[Given task] Pick out every line in the data below that holds "truffle".
▬▬▬▬▬▬▬▬▬▬
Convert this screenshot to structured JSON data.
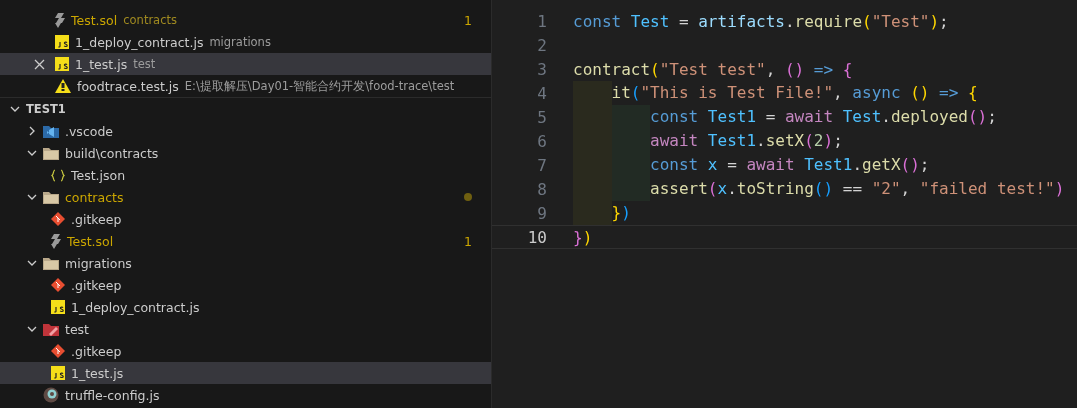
{
  "open_editors": [
    {
      "name": "Test.sol",
      "description": "contracts",
      "kind": "sol",
      "warning": true,
      "badge": "1",
      "selected": false
    },
    {
      "name": "1_deploy_contract.js",
      "description": "migrations",
      "kind": "js",
      "warning": false,
      "selected": false
    },
    {
      "name": "1_test.js",
      "description": "test",
      "kind": "js",
      "warning": false,
      "selected": true
    },
    {
      "name": "foodtrace.test.js",
      "description": "E:\\提取解压\\Day01-智能合约开发\\food-trace\\test",
      "kind": "js-alert",
      "warning": false,
      "selected": false
    }
  ],
  "explorer": {
    "title": "TEST1",
    "expanded": true,
    "items": [
      {
        "name": ".vscode",
        "kind": "vscode-folder",
        "expanded": false,
        "selected": false,
        "warning": false
      },
      {
        "name": "build\\contracts",
        "kind": "folder",
        "expanded": true,
        "selected": false,
        "warning": false,
        "children": [
          {
            "name": "Test.json",
            "kind": "json",
            "selected": false,
            "warning": false
          }
        ]
      },
      {
        "name": "contracts",
        "kind": "folder",
        "expanded": true,
        "selected": false,
        "warning": true,
        "dot": true,
        "children": [
          {
            "name": ".gitkeep",
            "kind": "git",
            "selected": false,
            "warning": false
          },
          {
            "name": "Test.sol",
            "kind": "sol",
            "selected": false,
            "warning": true,
            "badge": "1"
          }
        ]
      },
      {
        "name": "migrations",
        "kind": "folder",
        "expanded": true,
        "selected": false,
        "warning": false,
        "children": [
          {
            "name": ".gitkeep",
            "kind": "git",
            "selected": false,
            "warning": false
          },
          {
            "name": "1_deploy_contract.js",
            "kind": "js",
            "selected": false,
            "warning": false
          }
        ]
      },
      {
        "name": "test",
        "kind": "test-folder",
        "expanded": true,
        "selected": false,
        "warning": false,
        "children": [
          {
            "name": ".gitkeep",
            "kind": "git",
            "selected": false,
            "warning": false
          },
          {
            "name": "1_test.js",
            "kind": "js",
            "selected": true,
            "warning": false
          }
        ]
      },
      {
        "name": "truffle-config.js",
        "kind": "truffle",
        "selected": false,
        "warning": false
      }
    ]
  },
  "editor": {
    "lines": [
      {
        "number": "1",
        "current": false,
        "tokens": [
          {
            "kind": "keyword",
            "text": "const "
          },
          {
            "kind": "constant",
            "text": "Test"
          },
          {
            "kind": "plain",
            "text": " = "
          },
          {
            "kind": "variable",
            "text": "artifacts"
          },
          {
            "kind": "plain",
            "text": "."
          },
          {
            "kind": "function",
            "text": "require"
          },
          {
            "kind": "bracket1",
            "text": "("
          },
          {
            "kind": "string",
            "text": "\"Test\""
          },
          {
            "kind": "bracket1",
            "text": ")"
          },
          {
            "kind": "plain",
            "text": ";"
          }
        ]
      },
      {
        "number": "2",
        "current": false
      },
      {
        "number": "3",
        "current": false,
        "tokens": [
          {
            "kind": "function",
            "text": "contract"
          },
          {
            "kind": "bracket1",
            "text": "("
          },
          {
            "kind": "string",
            "text": "\"Test test\""
          },
          {
            "kind": "plain",
            "text": ", "
          },
          {
            "kind": "bracket2",
            "text": "()"
          },
          {
            "kind": "keyword",
            "text": " => "
          },
          {
            "kind": "bracket2",
            "text": "{"
          }
        ]
      },
      {
        "number": "4",
        "current": false,
        "tokens": [
          {
            "kind": "function",
            "text": "    it"
          },
          {
            "kind": "bracket3",
            "text": "("
          },
          {
            "kind": "string",
            "text": "\"This is Test File!\""
          },
          {
            "kind": "plain",
            "text": ", "
          },
          {
            "kind": "keyword",
            "text": "async "
          },
          {
            "kind": "bracket1",
            "text": "()"
          },
          {
            "kind": "keyword",
            "text": " => "
          },
          {
            "kind": "bracket1",
            "text": "{"
          }
        ]
      },
      {
        "number": "5",
        "current": false,
        "tokens": [
          {
            "kind": "keyword",
            "text": "        const "
          },
          {
            "kind": "constant",
            "text": "Test1"
          },
          {
            "kind": "plain",
            "text": " = "
          },
          {
            "kind": "control",
            "text": "await "
          },
          {
            "kind": "constant",
            "text": "Test"
          },
          {
            "kind": "plain",
            "text": "."
          },
          {
            "kind": "function",
            "text": "deployed"
          },
          {
            "kind": "bracket2",
            "text": "()"
          },
          {
            "kind": "plain",
            "text": ";"
          }
        ]
      },
      {
        "number": "6",
        "current": false,
        "tokens": [
          {
            "kind": "control",
            "text": "        await "
          },
          {
            "kind": "constant",
            "text": "Test1"
          },
          {
            "kind": "plain",
            "text": "."
          },
          {
            "kind": "function",
            "text": "setX"
          },
          {
            "kind": "bracket2",
            "text": "("
          },
          {
            "kind": "number",
            "text": "2"
          },
          {
            "kind": "bracket2",
            "text": ")"
          },
          {
            "kind": "plain",
            "text": ";"
          }
        ]
      },
      {
        "number": "7",
        "current": false,
        "tokens": [
          {
            "kind": "keyword",
            "text": "        const "
          },
          {
            "kind": "constant",
            "text": "x"
          },
          {
            "kind": "plain",
            "text": " = "
          },
          {
            "kind": "control",
            "text": "await "
          },
          {
            "kind": "constant",
            "text": "Test1"
          },
          {
            "kind": "plain",
            "text": "."
          },
          {
            "kind": "function",
            "text": "getX"
          },
          {
            "kind": "bracket2",
            "text": "()"
          },
          {
            "kind": "plain",
            "text": ";"
          }
        ]
      },
      {
        "number": "8",
        "current": false,
        "tokens": [
          {
            "kind": "function",
            "text": "        assert"
          },
          {
            "kind": "bracket2",
            "text": "("
          },
          {
            "kind": "constant",
            "text": "x"
          },
          {
            "kind": "plain",
            "text": "."
          },
          {
            "kind": "function",
            "text": "toString"
          },
          {
            "kind": "bracket3",
            "text": "()"
          },
          {
            "kind": "plain",
            "text": " == "
          },
          {
            "kind": "string",
            "text": "\"2\""
          },
          {
            "kind": "plain",
            "text": ", "
          },
          {
            "kind": "string",
            "text": "\"failed test!\""
          },
          {
            "kind": "bracket2",
            "text": ")"
          }
        ]
      },
      {
        "number": "9",
        "current": false,
        "tokens": [
          {
            "kind": "bracket1",
            "text": "    }"
          },
          {
            "kind": "bracket3",
            "text": ")"
          }
        ]
      },
      {
        "number": "10",
        "current": true,
        "tokens": [
          {
            "kind": "bracket2",
            "text": "}"
          },
          {
            "kind": "bracket1",
            "text": ")"
          }
        ]
      }
    ]
  }
}
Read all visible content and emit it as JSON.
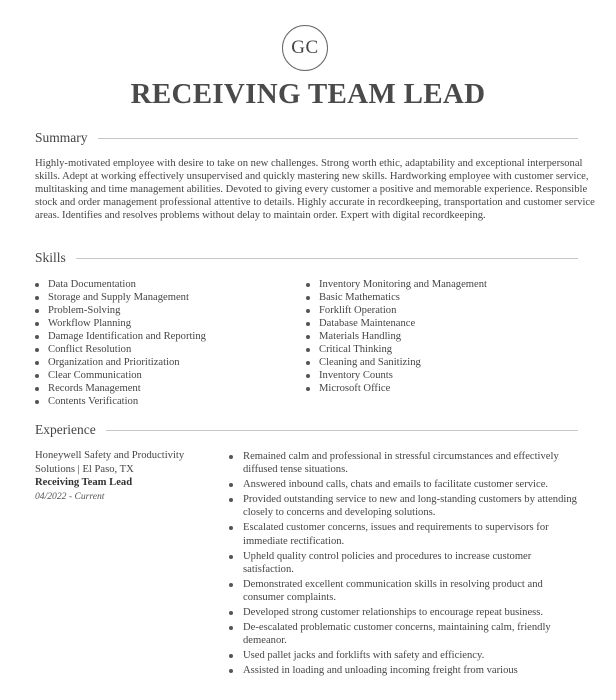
▬▬▬▬▬▬▬▬▬▬
[Output below]
        "name": "truffle-config.js",
        "kind": "truffle",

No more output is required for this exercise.